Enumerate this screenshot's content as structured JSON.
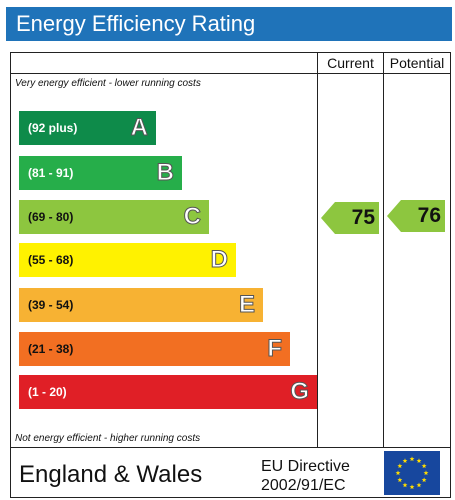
{
  "title": "Energy Efficiency Rating",
  "columns": {
    "current": "Current",
    "potential": "Potential"
  },
  "notes": {
    "top": "Very energy efficient - lower running costs",
    "bottom": "Not energy efficient - higher running costs"
  },
  "bands": [
    {
      "range": "(92 plus)",
      "letter": "A",
      "color": "#0e8b4a",
      "range_color": "#ffffff"
    },
    {
      "range": "(81 - 91)",
      "letter": "B",
      "color": "#26ae4a",
      "range_color": "#ffffff"
    },
    {
      "range": "(69 - 80)",
      "letter": "C",
      "color": "#8dc63f",
      "range_color": "#111111"
    },
    {
      "range": "(55 - 68)",
      "letter": "D",
      "color": "#fff200",
      "range_color": "#111111"
    },
    {
      "range": "(39 - 54)",
      "letter": "E",
      "color": "#f7b233",
      "range_color": "#111111"
    },
    {
      "range": "(21 - 38)",
      "letter": "F",
      "color": "#f26f22",
      "range_color": "#111111"
    },
    {
      "range": "(1 - 20)",
      "letter": "G",
      "color": "#e01f26",
      "range_color": "#ffffff"
    }
  ],
  "ratings": {
    "current": {
      "value": "75",
      "band": "C",
      "color": "#8dc63f"
    },
    "potential": {
      "value": "76",
      "band": "C",
      "color": "#8dc63f"
    }
  },
  "footer": {
    "country": "England & Wales",
    "directive_line1": "EU Directive",
    "directive_line2": "2002/91/EC",
    "flag_icon": "eu-flag-icon",
    "flag_colors": {
      "field": "#17479e",
      "stars": "#ffdd00"
    }
  }
}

---

• PROBLEM REQUIREMENTS:
Skip every picture and transcribe the data above exactly.

• WRITTEN ANSWER:
Enumerate this screenshot's content as structured JSON.
{
  "title": "Energy Efficiency Rating",
  "columns": {
    "current": "Current",
    "potential": "Potential"
  },
  "notes": {
    "top": "Very energy efficient - lower running costs",
    "bottom": "Not energy efficient - higher running costs"
  },
  "bands": [
    {
      "range": "(92 plus)",
      "letter": "A",
      "color": "#0e8b4a",
      "range_color": "#ffffff"
    },
    {
      "range": "(81 - 91)",
      "letter": "B",
      "color": "#26ae4a",
      "range_color": "#ffffff"
    },
    {
      "range": "(69 - 80)",
      "letter": "C",
      "color": "#8dc63f",
      "range_color": "#111111"
    },
    {
      "range": "(55 - 68)",
      "letter": "D",
      "color": "#fff200",
      "range_color": "#111111"
    },
    {
      "range": "(39 - 54)",
      "letter": "E",
      "color": "#f7b233",
      "range_color": "#111111"
    },
    {
      "range": "(21 - 38)",
      "letter": "F",
      "color": "#f26f22",
      "range_color": "#111111"
    },
    {
      "range": "(1 - 20)",
      "letter": "G",
      "color": "#e01f26",
      "range_color": "#ffffff"
    }
  ],
  "ratings": {
    "current": {
      "value": "75",
      "band": "C",
      "color": "#8dc63f"
    },
    "potential": {
      "value": "76",
      "band": "C",
      "color": "#8dc63f"
    }
  },
  "footer": {
    "country": "England & Wales",
    "directive_line1": "EU Directive",
    "directive_line2": "2002/91/EC",
    "flag_icon": "eu-flag-icon",
    "flag_colors": {
      "field": "#17479e",
      "stars": "#ffdd00"
    }
  }
}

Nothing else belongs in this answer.